:: Raw data ::
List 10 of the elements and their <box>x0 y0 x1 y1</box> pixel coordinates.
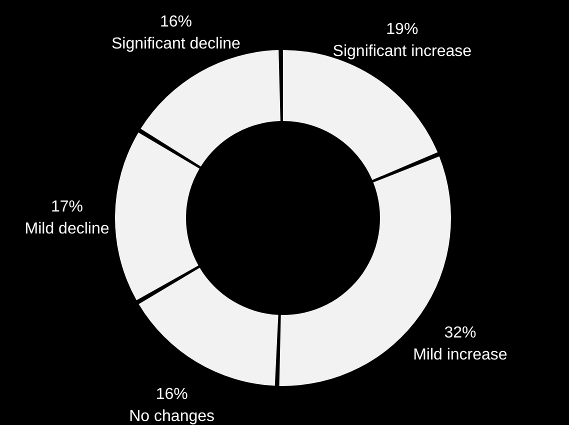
slice-label: No changes <box>129 408 215 425</box>
slice-label: Mild increase <box>413 346 508 364</box>
slice-label: Significant increase <box>332 42 472 60</box>
data-label: 17% <box>51 198 84 216</box>
data-label: 16% <box>156 386 188 404</box>
data-label: 32% <box>444 324 476 342</box>
slice-label: Significant decline <box>111 35 241 52</box>
slice-label: Mild decline <box>24 220 110 238</box>
data-label: 19% <box>386 20 418 38</box>
data-label: 16% <box>160 13 192 30</box>
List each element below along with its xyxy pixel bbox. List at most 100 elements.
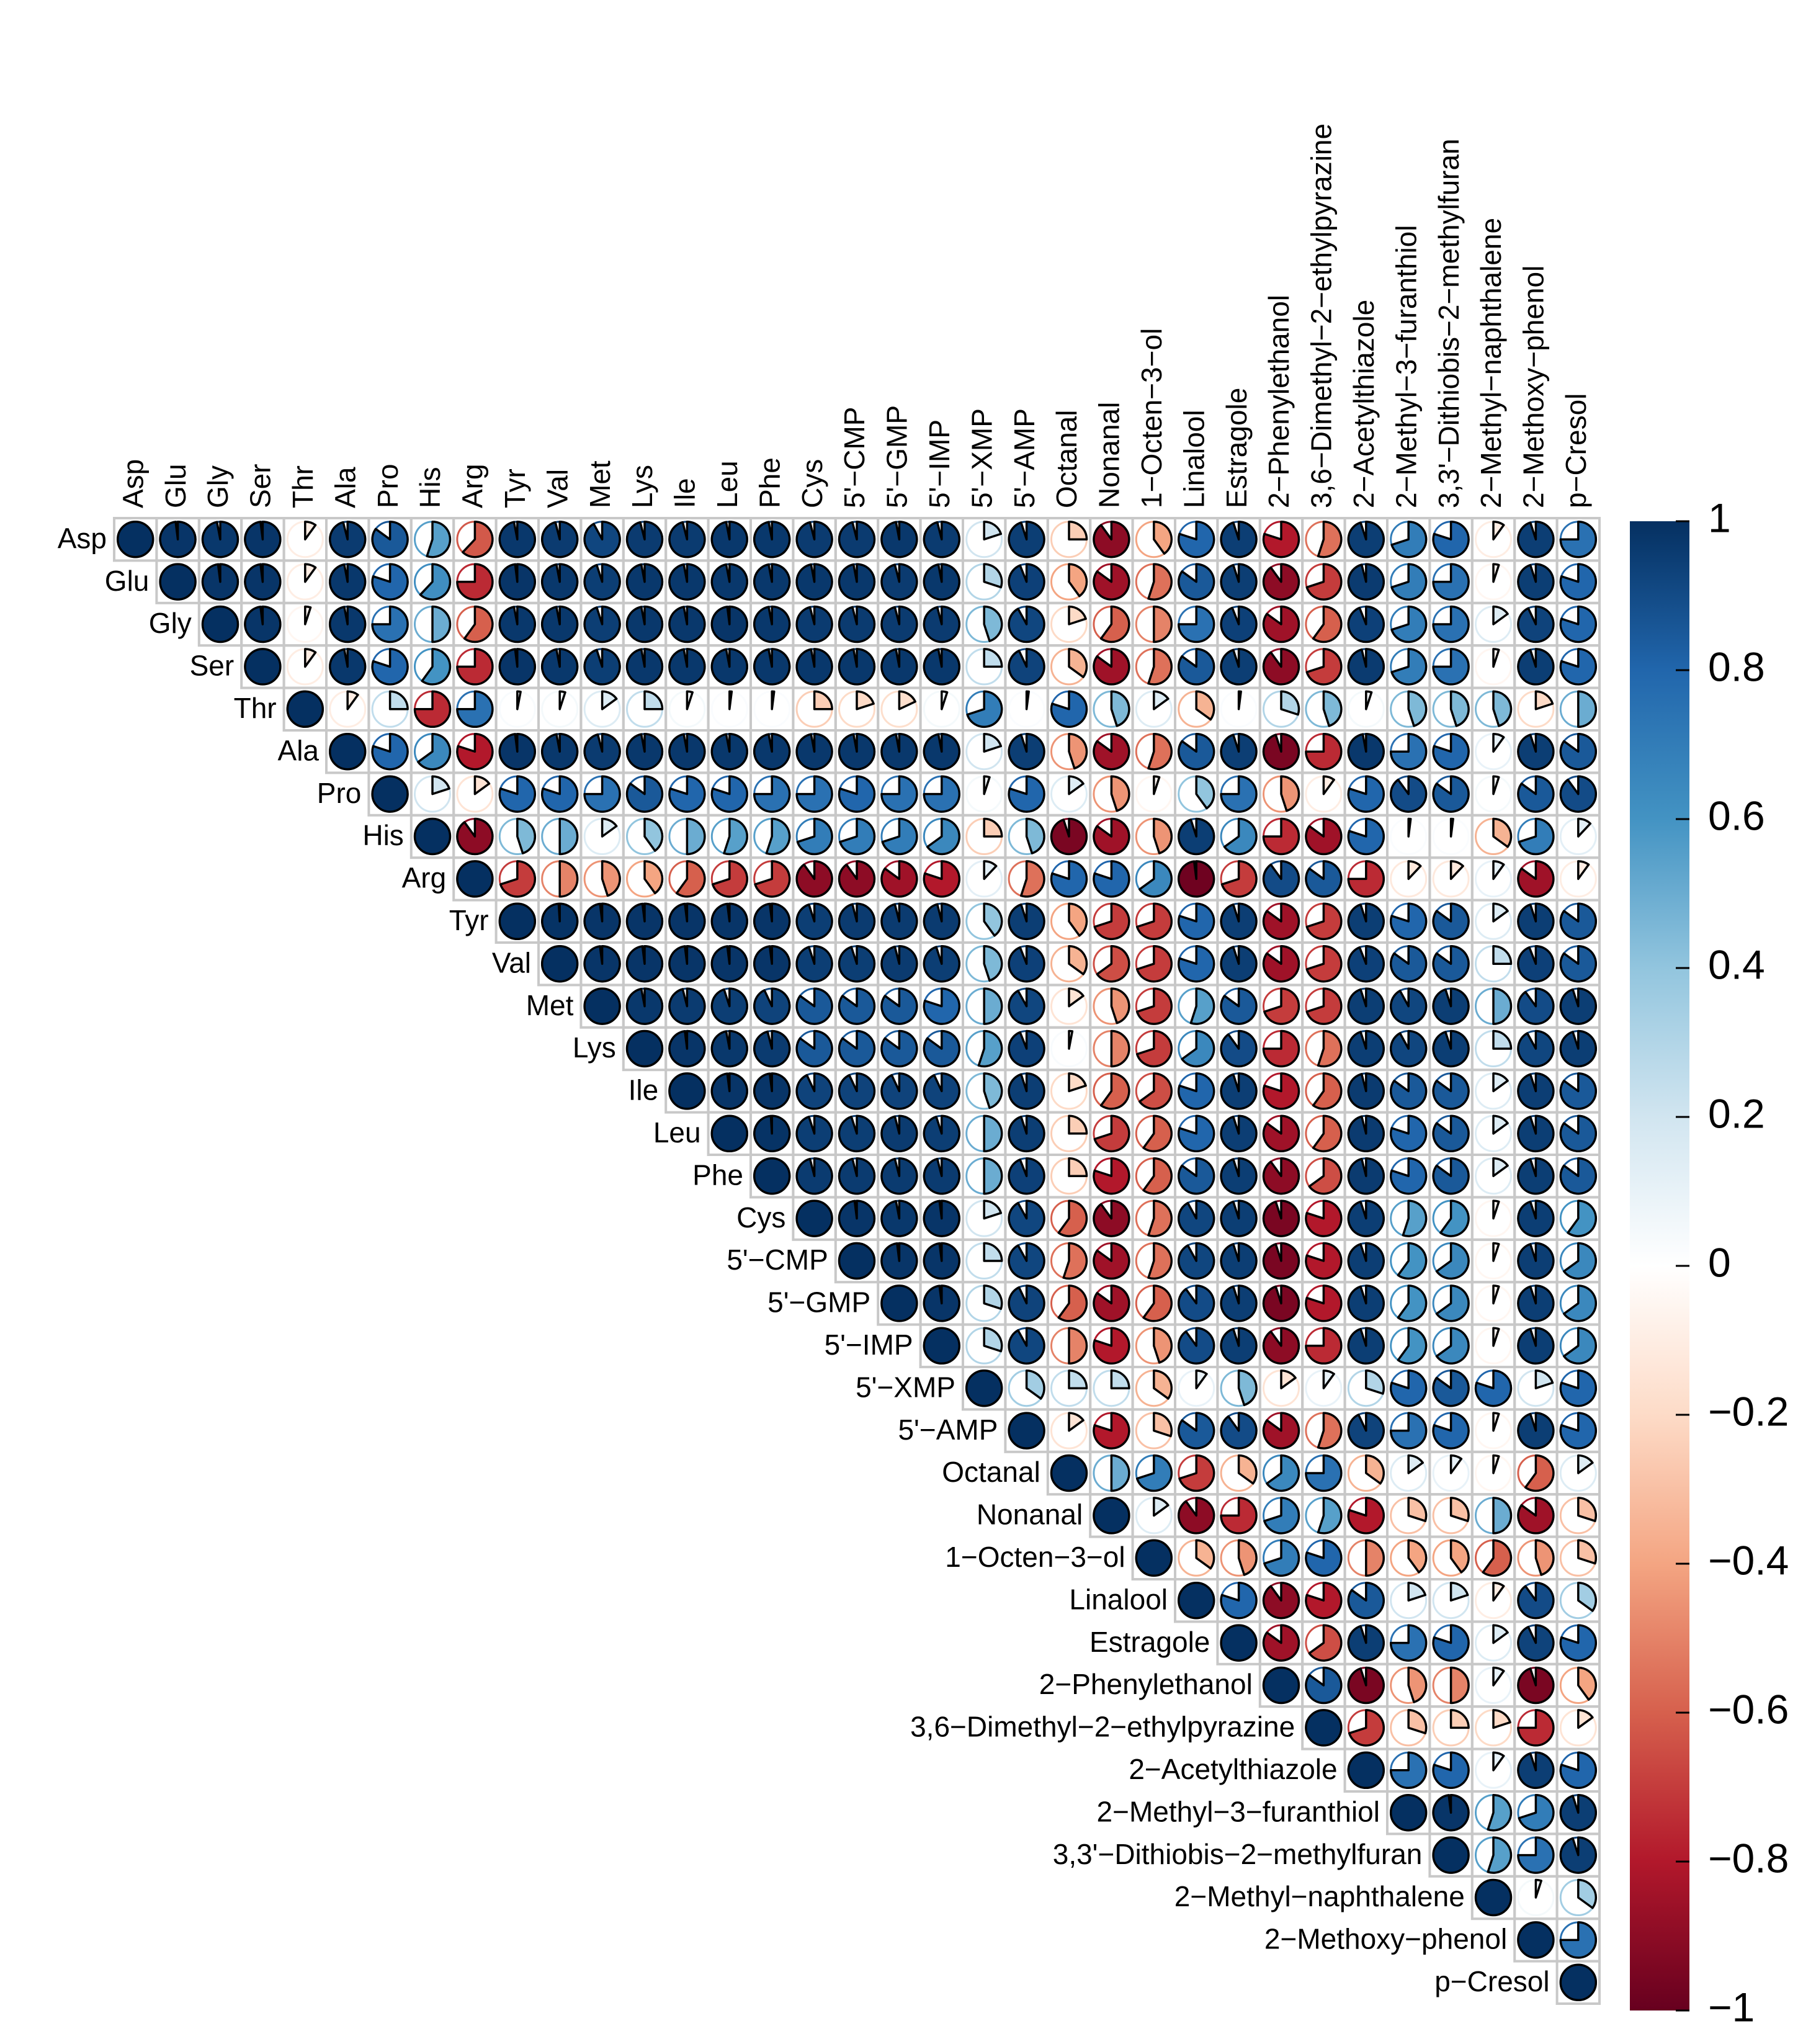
:::
Quote all the entries above word for word, leaving the pictures out of your answer.

List 10 of the elements and their <box>x0 y0 x1 y1</box> pixel coordinates.
slice-label: No changes <box>129 408 215 425</box>
slice-label: Mild increase <box>413 346 508 364</box>
slice-label: Significant increase <box>332 42 472 60</box>
data-label: 17% <box>51 198 84 216</box>
data-label: 16% <box>156 386 188 404</box>
data-label: 32% <box>444 324 476 342</box>
slice-label: Significant decline <box>111 35 241 52</box>
slice-label: Mild decline <box>24 220 110 238</box>
data-label: 19% <box>386 20 418 38</box>
data-label: 16% <box>160 13 192 30</box>
List each element below along with its xyxy pixel bbox. List at most 100 elements.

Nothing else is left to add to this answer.